▶ [Material supplied]
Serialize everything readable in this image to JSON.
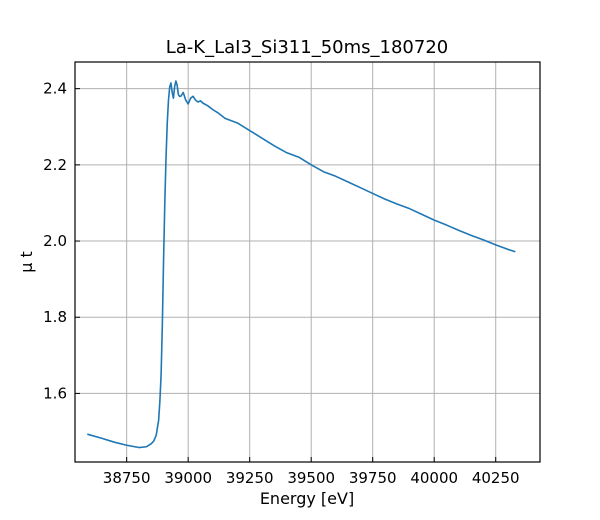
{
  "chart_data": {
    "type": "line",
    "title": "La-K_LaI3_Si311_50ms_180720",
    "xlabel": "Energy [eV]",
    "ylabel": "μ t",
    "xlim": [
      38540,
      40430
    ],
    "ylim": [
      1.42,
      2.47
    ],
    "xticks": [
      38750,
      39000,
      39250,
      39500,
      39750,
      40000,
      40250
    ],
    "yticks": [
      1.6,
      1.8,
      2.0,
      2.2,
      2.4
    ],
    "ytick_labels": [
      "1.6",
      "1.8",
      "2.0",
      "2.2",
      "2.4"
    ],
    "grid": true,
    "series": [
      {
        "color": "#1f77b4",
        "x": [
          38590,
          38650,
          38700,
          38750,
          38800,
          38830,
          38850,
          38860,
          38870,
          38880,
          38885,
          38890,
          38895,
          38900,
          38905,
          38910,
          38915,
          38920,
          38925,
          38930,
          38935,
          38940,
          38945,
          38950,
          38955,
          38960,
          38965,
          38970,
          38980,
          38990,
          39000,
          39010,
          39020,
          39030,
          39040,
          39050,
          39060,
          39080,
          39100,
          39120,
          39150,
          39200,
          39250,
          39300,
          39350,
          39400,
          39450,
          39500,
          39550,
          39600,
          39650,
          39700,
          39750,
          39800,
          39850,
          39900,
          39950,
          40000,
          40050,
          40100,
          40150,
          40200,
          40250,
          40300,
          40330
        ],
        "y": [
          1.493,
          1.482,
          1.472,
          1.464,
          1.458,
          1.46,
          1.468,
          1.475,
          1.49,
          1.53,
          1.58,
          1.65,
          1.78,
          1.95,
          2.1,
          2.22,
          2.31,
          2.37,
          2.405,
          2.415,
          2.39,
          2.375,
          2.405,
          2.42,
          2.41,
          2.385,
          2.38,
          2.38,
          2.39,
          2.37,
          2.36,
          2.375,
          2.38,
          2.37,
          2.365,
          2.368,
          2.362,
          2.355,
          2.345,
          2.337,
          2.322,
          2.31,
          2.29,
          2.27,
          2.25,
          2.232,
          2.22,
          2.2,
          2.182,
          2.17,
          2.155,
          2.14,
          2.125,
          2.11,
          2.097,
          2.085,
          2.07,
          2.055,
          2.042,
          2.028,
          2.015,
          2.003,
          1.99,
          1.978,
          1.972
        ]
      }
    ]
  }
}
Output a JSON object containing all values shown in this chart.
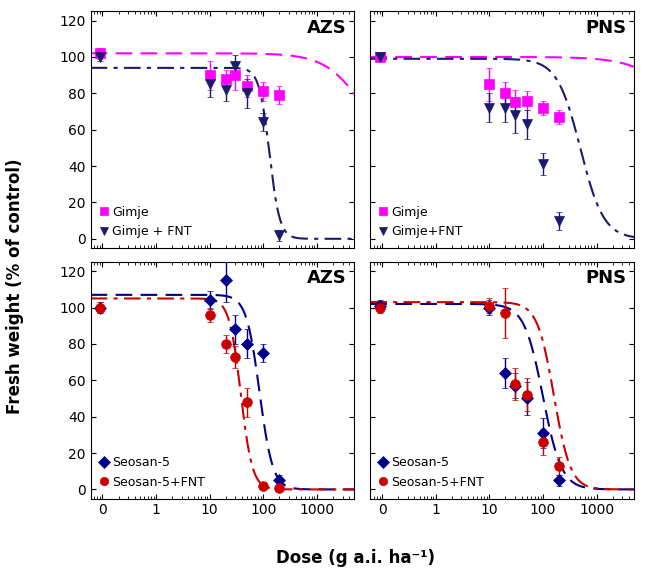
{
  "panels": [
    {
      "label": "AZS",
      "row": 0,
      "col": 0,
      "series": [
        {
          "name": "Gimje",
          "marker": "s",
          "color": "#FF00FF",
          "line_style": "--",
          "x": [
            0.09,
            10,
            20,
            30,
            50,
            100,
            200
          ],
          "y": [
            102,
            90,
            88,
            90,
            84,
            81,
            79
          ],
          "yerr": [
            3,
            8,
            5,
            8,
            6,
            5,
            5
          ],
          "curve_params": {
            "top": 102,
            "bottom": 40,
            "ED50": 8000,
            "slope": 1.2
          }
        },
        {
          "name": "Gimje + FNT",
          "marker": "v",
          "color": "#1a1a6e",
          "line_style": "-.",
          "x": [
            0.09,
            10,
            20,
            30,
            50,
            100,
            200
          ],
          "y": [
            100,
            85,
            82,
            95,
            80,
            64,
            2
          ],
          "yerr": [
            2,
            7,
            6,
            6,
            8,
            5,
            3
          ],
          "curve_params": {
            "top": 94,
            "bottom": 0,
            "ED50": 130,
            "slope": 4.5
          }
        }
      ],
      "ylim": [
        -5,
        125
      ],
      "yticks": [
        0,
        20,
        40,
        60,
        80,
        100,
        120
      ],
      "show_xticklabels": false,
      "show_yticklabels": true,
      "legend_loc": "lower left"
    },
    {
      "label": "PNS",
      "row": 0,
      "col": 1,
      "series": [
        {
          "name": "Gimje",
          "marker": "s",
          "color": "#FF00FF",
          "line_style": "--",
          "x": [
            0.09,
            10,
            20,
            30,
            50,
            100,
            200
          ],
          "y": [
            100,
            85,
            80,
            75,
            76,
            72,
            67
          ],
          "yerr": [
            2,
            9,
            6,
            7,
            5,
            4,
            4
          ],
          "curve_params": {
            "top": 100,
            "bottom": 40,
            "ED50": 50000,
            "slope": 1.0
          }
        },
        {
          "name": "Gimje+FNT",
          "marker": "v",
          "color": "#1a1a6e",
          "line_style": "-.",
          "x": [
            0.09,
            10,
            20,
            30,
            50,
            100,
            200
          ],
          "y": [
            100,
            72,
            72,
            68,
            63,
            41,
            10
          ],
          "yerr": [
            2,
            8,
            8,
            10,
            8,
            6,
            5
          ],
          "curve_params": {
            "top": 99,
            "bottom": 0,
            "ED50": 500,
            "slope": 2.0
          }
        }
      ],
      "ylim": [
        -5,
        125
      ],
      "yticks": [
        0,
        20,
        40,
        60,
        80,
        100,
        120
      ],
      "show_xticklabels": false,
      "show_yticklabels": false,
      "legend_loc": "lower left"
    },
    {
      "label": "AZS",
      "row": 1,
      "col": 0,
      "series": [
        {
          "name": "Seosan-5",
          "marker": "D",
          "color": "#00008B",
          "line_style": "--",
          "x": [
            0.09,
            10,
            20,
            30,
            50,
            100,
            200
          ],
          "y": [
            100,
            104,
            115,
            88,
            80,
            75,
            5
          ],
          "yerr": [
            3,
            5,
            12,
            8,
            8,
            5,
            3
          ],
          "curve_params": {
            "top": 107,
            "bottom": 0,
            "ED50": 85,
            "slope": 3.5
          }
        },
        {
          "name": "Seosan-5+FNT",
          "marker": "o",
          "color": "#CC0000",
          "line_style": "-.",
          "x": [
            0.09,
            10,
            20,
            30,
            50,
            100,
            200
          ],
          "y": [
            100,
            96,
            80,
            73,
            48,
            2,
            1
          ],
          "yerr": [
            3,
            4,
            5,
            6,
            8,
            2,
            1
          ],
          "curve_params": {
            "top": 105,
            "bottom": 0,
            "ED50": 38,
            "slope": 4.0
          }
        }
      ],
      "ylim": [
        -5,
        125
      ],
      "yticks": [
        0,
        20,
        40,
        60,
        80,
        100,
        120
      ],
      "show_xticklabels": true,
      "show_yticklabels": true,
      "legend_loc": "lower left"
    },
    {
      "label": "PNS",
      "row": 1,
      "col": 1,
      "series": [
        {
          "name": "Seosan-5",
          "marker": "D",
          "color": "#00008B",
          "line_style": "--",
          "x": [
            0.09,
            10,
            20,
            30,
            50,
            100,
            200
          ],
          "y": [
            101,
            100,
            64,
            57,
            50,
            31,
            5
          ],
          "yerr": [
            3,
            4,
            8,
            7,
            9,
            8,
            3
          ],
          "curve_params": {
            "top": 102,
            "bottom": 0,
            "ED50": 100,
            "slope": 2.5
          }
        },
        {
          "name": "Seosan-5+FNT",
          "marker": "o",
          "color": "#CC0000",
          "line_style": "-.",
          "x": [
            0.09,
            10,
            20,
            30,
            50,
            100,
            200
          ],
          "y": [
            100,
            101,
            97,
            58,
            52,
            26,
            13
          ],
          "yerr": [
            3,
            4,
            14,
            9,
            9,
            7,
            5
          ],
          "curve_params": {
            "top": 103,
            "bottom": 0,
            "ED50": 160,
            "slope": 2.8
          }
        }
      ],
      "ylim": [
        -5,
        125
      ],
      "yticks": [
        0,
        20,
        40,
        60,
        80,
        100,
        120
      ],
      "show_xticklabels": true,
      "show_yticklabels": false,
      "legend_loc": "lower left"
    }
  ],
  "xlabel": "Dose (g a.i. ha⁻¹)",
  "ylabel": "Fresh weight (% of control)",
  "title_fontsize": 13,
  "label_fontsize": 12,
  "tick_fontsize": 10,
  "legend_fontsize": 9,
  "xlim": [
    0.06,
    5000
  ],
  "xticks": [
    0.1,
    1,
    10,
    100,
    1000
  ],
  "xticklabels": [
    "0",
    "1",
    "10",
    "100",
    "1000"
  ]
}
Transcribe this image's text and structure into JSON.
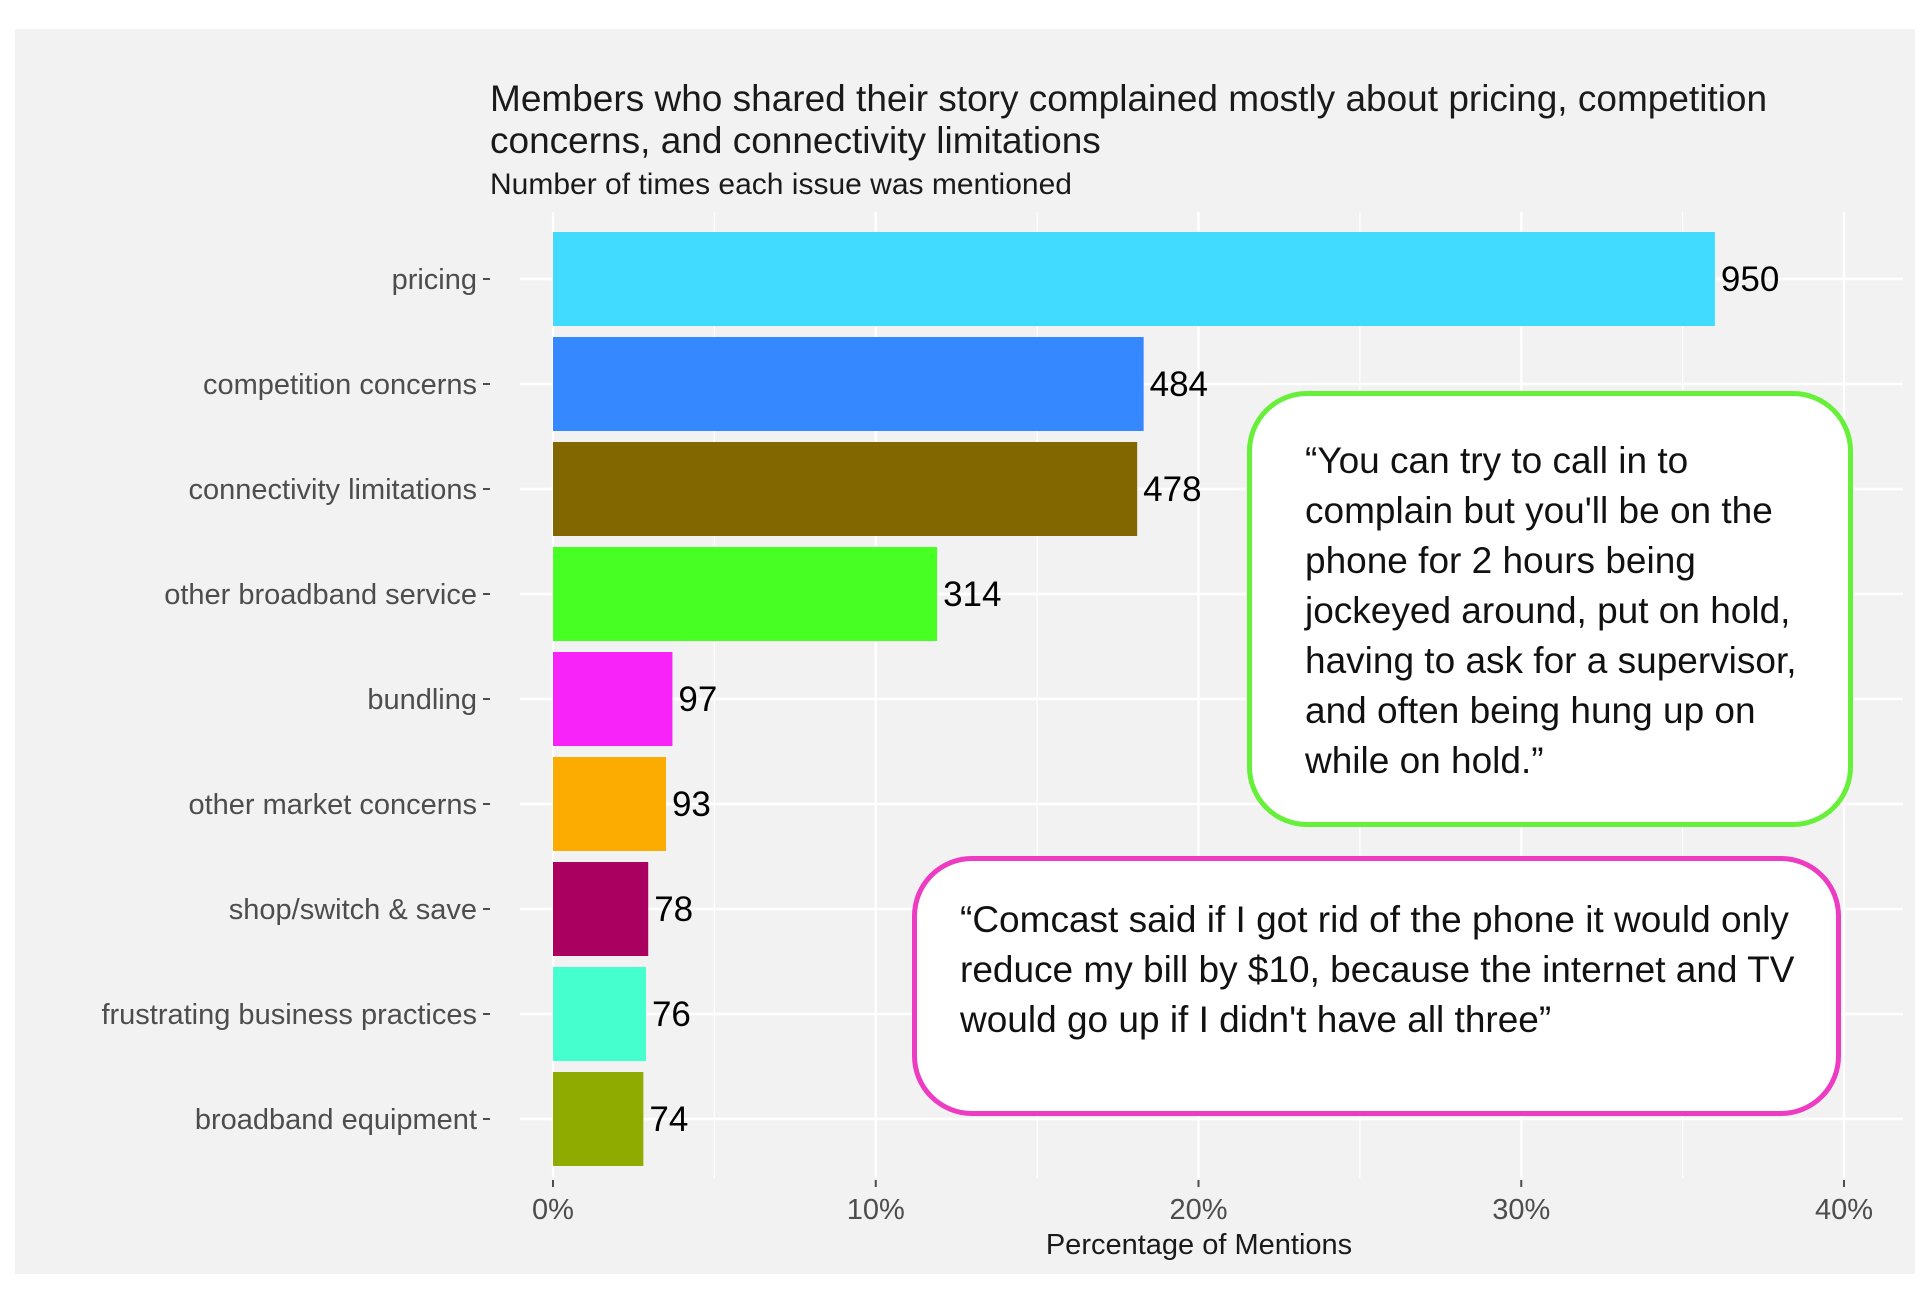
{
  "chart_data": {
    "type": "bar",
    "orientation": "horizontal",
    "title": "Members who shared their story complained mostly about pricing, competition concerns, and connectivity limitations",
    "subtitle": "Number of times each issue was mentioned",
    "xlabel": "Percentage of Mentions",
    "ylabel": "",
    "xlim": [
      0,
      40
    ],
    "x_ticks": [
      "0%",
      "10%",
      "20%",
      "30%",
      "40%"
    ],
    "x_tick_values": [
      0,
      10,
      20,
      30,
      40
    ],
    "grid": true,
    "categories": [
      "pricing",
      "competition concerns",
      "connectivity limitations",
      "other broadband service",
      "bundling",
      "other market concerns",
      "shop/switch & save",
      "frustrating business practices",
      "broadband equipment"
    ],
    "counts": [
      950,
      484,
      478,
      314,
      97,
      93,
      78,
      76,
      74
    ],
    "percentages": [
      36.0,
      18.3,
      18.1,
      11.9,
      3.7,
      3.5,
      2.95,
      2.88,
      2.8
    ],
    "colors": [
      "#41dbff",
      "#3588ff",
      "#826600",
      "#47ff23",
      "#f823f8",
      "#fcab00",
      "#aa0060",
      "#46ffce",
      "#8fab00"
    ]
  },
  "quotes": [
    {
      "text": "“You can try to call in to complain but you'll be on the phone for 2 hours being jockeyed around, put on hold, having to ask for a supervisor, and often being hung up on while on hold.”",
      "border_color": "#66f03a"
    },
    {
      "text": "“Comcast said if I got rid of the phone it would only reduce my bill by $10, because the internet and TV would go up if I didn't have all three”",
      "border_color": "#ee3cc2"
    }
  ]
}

▶ [Task directions] Pick out all the lines with the word "ylabel" in them and copy them.

▶ [Answer below]
    "ylabel": "μ t",
  "ylabel": "Fresh weight (% of control)",
    "ylabel": "",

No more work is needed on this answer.